━━ PROVIDED DATA
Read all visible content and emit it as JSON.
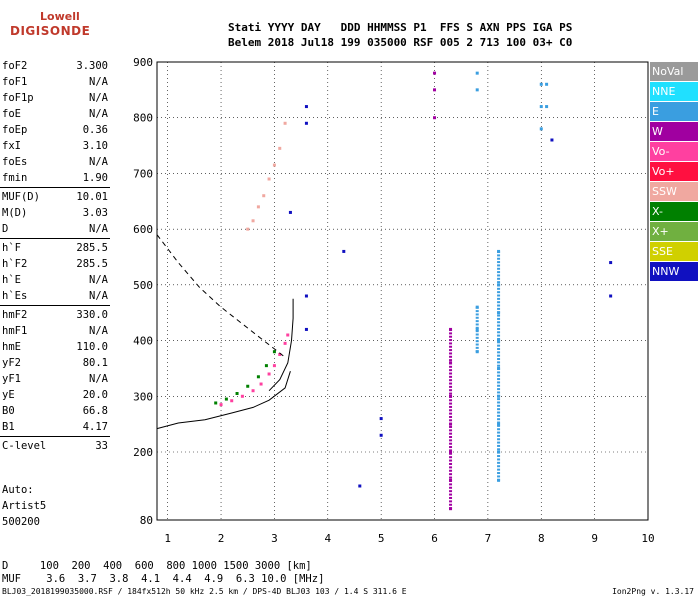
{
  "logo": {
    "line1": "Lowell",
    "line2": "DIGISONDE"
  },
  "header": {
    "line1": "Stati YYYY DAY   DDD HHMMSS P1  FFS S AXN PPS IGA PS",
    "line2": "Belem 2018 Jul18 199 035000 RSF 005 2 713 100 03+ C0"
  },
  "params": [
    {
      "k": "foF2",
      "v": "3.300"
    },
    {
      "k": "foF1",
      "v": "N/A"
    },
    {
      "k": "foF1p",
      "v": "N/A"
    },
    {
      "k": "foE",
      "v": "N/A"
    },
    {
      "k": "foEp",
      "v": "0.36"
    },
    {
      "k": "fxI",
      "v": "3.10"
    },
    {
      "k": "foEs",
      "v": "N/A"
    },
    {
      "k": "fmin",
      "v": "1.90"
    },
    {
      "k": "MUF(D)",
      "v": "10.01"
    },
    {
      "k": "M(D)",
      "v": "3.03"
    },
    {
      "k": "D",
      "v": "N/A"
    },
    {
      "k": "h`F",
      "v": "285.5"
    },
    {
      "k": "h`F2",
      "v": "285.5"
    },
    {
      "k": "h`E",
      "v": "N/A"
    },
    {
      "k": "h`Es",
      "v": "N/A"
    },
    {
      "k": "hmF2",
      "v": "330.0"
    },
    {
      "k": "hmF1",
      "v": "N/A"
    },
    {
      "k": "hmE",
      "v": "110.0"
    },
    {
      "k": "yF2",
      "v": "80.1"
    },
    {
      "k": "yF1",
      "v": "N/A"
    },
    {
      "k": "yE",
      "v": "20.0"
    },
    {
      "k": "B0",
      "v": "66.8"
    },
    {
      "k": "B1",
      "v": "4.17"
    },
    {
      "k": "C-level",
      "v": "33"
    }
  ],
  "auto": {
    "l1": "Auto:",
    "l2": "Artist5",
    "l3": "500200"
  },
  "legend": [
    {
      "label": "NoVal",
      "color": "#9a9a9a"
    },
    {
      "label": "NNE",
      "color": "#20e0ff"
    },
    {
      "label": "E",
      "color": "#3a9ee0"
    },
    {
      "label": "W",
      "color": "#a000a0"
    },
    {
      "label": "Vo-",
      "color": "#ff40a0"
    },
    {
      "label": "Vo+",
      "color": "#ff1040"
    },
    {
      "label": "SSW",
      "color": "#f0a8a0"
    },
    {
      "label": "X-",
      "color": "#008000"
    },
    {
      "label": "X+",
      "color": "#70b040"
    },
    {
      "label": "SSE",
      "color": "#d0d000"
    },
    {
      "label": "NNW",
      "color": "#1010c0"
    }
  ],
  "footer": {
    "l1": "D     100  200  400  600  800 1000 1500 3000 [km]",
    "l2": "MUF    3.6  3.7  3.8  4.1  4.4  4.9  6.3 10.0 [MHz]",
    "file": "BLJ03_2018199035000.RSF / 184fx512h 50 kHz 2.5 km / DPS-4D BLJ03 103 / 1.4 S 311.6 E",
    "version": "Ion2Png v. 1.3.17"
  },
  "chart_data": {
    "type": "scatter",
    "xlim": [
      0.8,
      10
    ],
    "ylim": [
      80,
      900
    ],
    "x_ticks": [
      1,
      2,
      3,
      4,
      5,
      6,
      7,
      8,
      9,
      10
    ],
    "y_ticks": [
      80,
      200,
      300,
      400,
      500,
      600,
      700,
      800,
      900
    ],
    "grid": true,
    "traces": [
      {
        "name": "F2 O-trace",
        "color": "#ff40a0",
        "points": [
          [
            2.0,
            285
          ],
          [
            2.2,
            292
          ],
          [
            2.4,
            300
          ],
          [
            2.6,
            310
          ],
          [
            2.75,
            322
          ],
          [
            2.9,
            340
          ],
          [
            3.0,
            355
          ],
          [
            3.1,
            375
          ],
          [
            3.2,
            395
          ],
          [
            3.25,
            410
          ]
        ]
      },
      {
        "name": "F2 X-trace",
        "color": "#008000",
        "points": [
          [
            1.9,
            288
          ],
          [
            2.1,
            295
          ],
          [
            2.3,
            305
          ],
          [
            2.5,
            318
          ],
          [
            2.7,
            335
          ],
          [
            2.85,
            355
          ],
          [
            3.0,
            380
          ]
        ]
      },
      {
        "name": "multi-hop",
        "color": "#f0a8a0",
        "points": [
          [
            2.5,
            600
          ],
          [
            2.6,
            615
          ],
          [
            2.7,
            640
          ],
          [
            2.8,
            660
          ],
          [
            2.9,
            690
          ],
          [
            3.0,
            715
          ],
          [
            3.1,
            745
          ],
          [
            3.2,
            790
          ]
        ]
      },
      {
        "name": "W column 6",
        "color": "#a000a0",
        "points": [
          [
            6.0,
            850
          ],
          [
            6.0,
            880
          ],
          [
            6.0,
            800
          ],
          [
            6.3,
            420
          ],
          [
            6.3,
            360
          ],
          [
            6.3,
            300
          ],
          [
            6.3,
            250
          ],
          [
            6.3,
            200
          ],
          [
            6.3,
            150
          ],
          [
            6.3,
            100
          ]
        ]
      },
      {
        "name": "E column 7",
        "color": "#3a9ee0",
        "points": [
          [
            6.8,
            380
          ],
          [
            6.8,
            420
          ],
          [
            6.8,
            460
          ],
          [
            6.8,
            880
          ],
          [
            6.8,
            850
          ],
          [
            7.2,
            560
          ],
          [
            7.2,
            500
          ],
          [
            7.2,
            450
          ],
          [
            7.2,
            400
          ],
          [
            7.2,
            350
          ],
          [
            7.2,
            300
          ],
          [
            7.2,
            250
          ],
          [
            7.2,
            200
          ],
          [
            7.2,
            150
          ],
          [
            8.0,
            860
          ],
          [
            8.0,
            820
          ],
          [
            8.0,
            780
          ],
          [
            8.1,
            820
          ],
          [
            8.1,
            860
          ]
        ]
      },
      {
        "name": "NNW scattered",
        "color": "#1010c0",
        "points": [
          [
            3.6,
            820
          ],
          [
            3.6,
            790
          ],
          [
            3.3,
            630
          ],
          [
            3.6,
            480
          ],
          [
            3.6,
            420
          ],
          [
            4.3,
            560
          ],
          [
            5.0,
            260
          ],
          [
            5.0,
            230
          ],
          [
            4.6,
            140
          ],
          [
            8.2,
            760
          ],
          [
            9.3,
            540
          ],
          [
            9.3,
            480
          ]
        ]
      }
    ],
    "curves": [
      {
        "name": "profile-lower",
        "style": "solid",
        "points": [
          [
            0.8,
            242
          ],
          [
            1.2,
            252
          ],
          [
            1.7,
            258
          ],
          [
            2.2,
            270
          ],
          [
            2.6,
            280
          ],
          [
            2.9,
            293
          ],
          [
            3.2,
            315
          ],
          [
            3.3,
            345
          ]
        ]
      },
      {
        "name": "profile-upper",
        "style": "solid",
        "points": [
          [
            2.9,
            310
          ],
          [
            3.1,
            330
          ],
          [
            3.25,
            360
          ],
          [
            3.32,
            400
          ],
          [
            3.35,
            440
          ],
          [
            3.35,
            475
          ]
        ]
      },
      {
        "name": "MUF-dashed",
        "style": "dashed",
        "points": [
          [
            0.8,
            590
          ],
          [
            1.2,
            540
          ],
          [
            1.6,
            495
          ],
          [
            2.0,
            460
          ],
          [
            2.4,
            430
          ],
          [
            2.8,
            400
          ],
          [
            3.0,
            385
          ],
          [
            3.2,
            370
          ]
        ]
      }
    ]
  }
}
━━━━
Check each line above for the word "name" and give the number of lines that have it, nothing else.

#### SOLUTION FOR THIS PROBLEM:
9